Dataset records:
--------------------------------

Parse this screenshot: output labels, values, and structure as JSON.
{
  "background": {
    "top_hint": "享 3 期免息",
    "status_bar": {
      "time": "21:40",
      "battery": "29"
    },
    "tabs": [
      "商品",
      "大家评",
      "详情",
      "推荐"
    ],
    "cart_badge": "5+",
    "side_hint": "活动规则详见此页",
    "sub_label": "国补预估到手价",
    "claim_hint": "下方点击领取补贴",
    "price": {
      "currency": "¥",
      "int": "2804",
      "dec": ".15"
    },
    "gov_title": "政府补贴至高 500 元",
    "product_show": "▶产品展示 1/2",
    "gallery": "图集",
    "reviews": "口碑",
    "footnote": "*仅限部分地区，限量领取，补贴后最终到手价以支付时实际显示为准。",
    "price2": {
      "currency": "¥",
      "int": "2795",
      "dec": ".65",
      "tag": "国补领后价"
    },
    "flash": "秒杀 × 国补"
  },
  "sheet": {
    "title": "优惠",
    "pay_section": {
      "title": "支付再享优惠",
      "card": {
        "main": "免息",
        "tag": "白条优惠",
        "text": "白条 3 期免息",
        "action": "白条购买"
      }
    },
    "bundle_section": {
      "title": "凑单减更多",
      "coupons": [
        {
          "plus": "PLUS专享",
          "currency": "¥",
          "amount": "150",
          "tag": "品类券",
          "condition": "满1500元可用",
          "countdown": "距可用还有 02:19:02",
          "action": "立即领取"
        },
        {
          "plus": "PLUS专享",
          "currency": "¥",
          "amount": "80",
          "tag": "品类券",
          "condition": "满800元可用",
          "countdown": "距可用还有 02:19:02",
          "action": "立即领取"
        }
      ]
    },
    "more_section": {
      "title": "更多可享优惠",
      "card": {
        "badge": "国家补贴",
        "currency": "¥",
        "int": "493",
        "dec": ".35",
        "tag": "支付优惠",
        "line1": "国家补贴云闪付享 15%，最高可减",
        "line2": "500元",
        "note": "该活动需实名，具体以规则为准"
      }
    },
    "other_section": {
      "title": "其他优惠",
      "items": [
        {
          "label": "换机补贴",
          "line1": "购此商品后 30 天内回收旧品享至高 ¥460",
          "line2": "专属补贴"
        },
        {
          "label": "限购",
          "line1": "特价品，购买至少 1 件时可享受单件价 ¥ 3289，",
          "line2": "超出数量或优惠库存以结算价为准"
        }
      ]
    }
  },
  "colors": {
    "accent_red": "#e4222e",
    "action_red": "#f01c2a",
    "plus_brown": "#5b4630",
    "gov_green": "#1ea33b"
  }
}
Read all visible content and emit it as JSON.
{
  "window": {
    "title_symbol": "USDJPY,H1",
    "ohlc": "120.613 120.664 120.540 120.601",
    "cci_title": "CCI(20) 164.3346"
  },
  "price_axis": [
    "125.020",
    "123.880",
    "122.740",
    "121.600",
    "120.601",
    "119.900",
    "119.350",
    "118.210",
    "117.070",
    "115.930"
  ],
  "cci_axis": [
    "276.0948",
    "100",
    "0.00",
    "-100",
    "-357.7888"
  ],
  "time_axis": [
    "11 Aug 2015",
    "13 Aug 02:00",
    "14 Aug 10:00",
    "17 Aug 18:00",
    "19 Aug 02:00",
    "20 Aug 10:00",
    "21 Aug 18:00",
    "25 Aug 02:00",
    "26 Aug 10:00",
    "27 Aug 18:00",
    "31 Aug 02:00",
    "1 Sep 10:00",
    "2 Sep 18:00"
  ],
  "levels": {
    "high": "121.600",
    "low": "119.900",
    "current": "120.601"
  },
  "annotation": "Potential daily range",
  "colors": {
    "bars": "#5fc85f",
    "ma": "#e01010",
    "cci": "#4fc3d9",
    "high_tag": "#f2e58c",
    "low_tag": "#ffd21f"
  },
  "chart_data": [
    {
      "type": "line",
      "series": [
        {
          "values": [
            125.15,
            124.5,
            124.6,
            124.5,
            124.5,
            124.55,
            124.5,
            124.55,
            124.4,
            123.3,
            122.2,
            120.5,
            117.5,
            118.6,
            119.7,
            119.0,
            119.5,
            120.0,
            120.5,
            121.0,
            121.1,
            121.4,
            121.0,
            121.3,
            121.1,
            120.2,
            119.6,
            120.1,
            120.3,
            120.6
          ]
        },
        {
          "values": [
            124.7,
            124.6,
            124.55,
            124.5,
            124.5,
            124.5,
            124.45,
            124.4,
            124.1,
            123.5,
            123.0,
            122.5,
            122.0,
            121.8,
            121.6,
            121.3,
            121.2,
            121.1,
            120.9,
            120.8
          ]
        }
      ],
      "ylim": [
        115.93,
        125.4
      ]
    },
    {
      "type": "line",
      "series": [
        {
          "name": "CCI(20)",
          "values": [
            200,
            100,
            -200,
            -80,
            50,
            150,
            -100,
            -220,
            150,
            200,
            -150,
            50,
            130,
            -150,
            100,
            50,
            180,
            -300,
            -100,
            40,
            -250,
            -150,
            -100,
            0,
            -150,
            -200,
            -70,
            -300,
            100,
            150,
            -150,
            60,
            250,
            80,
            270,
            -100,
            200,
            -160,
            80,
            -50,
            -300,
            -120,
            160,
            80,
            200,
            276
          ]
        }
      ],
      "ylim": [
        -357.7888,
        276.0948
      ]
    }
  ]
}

--------------------------------

- **PROBLEM STATEMENT**:
Give every line of the material again, exactly as it reads.

- **PROBLEM SOLUTION**:
Parse this screenshot: output labels, values, and structure as JSON.
{
  "background": {
    "top_hint": "享 3 期免息",
    "status_bar": {
      "time": "21:40",
      "battery": "29"
    },
    "tabs": [
      "商品",
      "大家评",
      "详情",
      "推荐"
    ],
    "cart_badge": "5+",
    "side_hint": "活动规则详见此页",
    "sub_label": "国补预估到手价",
    "claim_hint": "下方点击领取补贴",
    "price": {
      "currency": "¥",
      "int": "2804",
      "dec": ".15"
    },
    "gov_title": "政府补贴至高 500 元",
    "product_show": "▶产品展示 1/2",
    "gallery": "图集",
    "reviews": "口碑",
    "footnote": "*仅限部分地区，限量领取，补贴后最终到手价以支付时实际显示为准。",
    "price2": {
      "currency": "¥",
      "int": "2795",
      "dec": ".65",
      "tag": "国补领后价"
    },
    "flash": "秒杀 × 国补"
  },
  "sheet": {
    "title": "优惠",
    "pay_section": {
      "title": "支付再享优惠",
      "card": {
        "main": "免息",
        "tag": "白条优惠",
        "text": "白条 3 期免息",
        "action": "白条购买"
      }
    },
    "bundle_section": {
      "title": "凑单减更多",
      "coupons": [
        {
          "plus": "PLUS专享",
          "currency": "¥",
          "amount": "150",
          "tag": "品类券",
          "condition": "满1500元可用",
          "countdown": "距可用还有 02:19:02",
          "action": "立即领取"
        },
        {
          "plus": "PLUS专享",
          "currency": "¥",
          "amount": "80",
          "tag": "品类券",
          "condition": "满800元可用",
          "countdown": "距可用还有 02:19:02",
          "action": "立即领取"
        }
      ]
    },
    "more_section": {
      "title": "更多可享优惠",
      "card": {
        "badge": "国家补贴",
        "currency": "¥",
        "int": "493",
        "dec": ".35",
        "tag": "支付优惠",
        "line1": "国家补贴云闪付享 15%，最高可减",
        "line2": "500元",
        "note": "该活动需实名，具体以规则为准"
      }
    },
    "other_section": {
      "title": "其他优惠",
      "items": [
        {
          "label": "换机补贴",
          "line1": "购此商品后 30 天内回收旧品享至高 ¥460",
          "line2": "专属补贴"
        },
        {
          "label": "限购",
          "line1": "特价品，购买至少 1 件时可享受单件价 ¥ 3289，",
          "line2": "超出数量或优惠库存以结算价为准"
        }
      ]
    }
  },
  "colors": {
    "accent_red": "#e4222e",
    "action_red": "#f01c2a",
    "plus_brown": "#5b4630",
    "gov_green": "#1ea33b"
  }
}
Read all visible content and emit it as JSON.
{
  "window": {
    "title_symbol": "USDJPY,H1",
    "ohlc": "120.613 120.664 120.540 120.601",
    "cci_title": "CCI(20) 164.3346"
  },
  "price_axis": [
    "125.020",
    "123.880",
    "122.740",
    "121.600",
    "120.601",
    "119.900",
    "119.350",
    "118.210",
    "117.070",
    "115.930"
  ],
  "cci_axis": [
    "276.0948",
    "100",
    "0.00",
    "-100",
    "-357.7888"
  ],
  "time_axis": [
    "11 Aug 2015",
    "13 Aug 02:00",
    "14 Aug 10:00",
    "17 Aug 18:00",
    "19 Aug 02:00",
    "20 Aug 10:00",
    "21 Aug 18:00",
    "25 Aug 02:00",
    "26 Aug 10:00",
    "27 Aug 18:00",
    "31 Aug 02:00",
    "1 Sep 10:00",
    "2 Sep 18:00"
  ],
  "levels": {
    "high": "121.600",
    "low": "119.900",
    "current": "120.601"
  },
  "annotation": "Potential daily range",
  "colors": {
    "bars": "#5fc85f",
    "ma": "#e01010",
    "cci": "#4fc3d9",
    "high_tag": "#f2e58c",
    "low_tag": "#ffd21f"
  },
  "chart_data": [
    {
      "type": "line",
      "series": [
        {
          "values": [
            125.15,
            124.5,
            124.6,
            124.5,
            124.5,
            124.55,
            124.5,
            124.55,
            124.4,
            123.3,
            122.2,
            120.5,
            117.5,
            118.6,
            119.7,
            119.0,
            119.5,
            120.0,
            120.5,
            121.0,
            121.1,
            121.4,
            121.0,
            121.3,
            121.1,
            120.2,
            119.6,
            120.1,
            120.3,
            120.6
          ]
        },
        {
          "values": [
            124.7,
            124.6,
            124.55,
            124.5,
            124.5,
            124.5,
            124.45,
            124.4,
            124.1,
            123.5,
            123.0,
            122.5,
            122.0,
            121.8,
            121.6,
            121.3,
            121.2,
            121.1,
            120.9,
            120.8
          ]
        }
      ],
      "ylim": [
        115.93,
        125.4
      ]
    },
    {
      "type": "line",
      "series": [
        {
          "name": "CCI(20)",
          "values": [
            200,
            100,
            -200,
            -80,
            50,
            150,
            -100,
            -220,
            150,
            200,
            -150,
            50,
            130,
            -150,
            100,
            50,
            180,
            -300,
            -100,
            40,
            -250,
            -150,
            -100,
            0,
            -150,
            -200,
            -70,
            -300,
            100,
            150,
            -150,
            60,
            250,
            80,
            270,
            -100,
            200,
            -160,
            80,
            -50,
            -300,
            -120,
            160,
            80,
            200,
            276
          ]
        }
      ],
      "ylim": [
        -357.7888,
        276.0948
      ]
    }
  ]
}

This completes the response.